-- Material shown start --
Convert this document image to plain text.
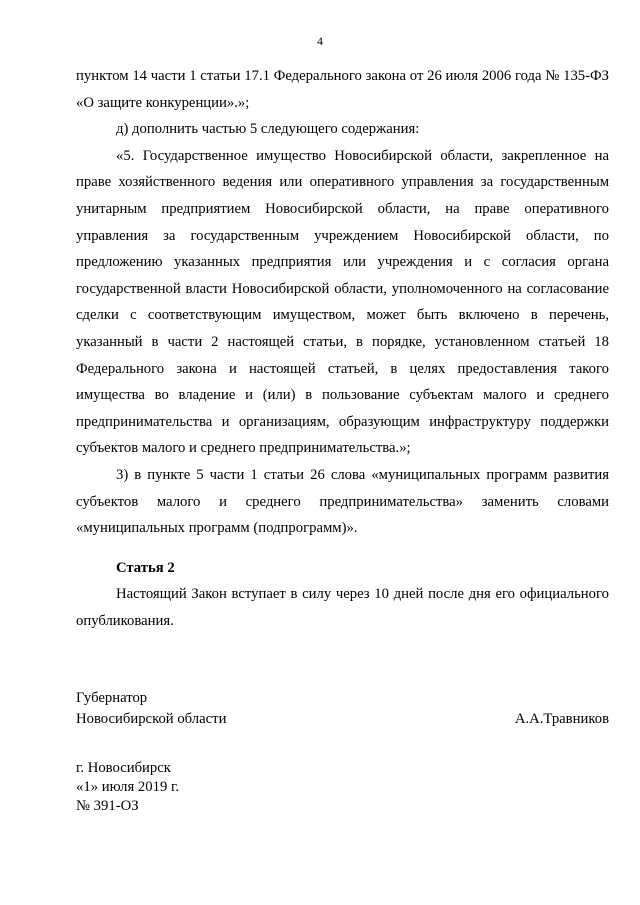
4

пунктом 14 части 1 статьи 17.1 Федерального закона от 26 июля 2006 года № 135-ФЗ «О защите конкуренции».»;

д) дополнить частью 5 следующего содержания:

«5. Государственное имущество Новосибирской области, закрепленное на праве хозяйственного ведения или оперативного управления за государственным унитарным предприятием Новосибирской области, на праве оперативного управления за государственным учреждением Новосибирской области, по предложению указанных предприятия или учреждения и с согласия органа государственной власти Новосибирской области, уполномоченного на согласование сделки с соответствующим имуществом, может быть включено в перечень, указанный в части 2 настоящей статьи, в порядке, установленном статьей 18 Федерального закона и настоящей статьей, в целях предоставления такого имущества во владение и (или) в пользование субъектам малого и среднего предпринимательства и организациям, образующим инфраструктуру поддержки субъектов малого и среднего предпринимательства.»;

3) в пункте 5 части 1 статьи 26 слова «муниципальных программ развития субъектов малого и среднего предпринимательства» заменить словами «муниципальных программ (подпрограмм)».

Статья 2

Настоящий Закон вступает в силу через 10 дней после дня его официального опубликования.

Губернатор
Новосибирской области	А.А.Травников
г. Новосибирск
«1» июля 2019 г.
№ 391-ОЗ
-- Material shown end --
-- Material shown start --
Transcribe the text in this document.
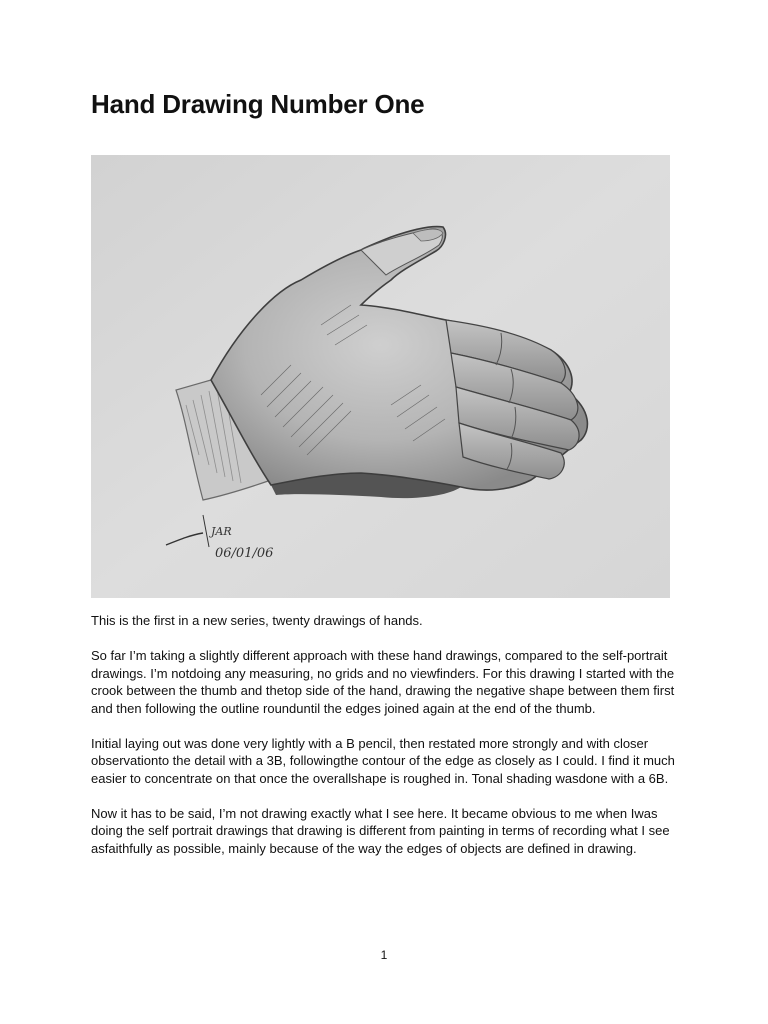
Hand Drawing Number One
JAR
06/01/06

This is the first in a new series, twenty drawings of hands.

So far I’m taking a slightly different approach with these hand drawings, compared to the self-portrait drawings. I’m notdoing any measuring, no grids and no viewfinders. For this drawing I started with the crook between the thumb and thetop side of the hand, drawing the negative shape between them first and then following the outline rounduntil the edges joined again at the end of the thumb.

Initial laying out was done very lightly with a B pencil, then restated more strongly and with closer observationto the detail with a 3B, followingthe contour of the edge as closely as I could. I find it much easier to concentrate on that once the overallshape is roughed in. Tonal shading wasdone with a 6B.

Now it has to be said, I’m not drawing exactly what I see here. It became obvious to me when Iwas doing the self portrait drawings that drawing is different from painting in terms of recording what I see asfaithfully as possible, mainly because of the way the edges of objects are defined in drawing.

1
-- Material shown end --
▸ **To be done**
State how many lines hold the word "that". The number is the whole answer.

▸ **Output of the task**
2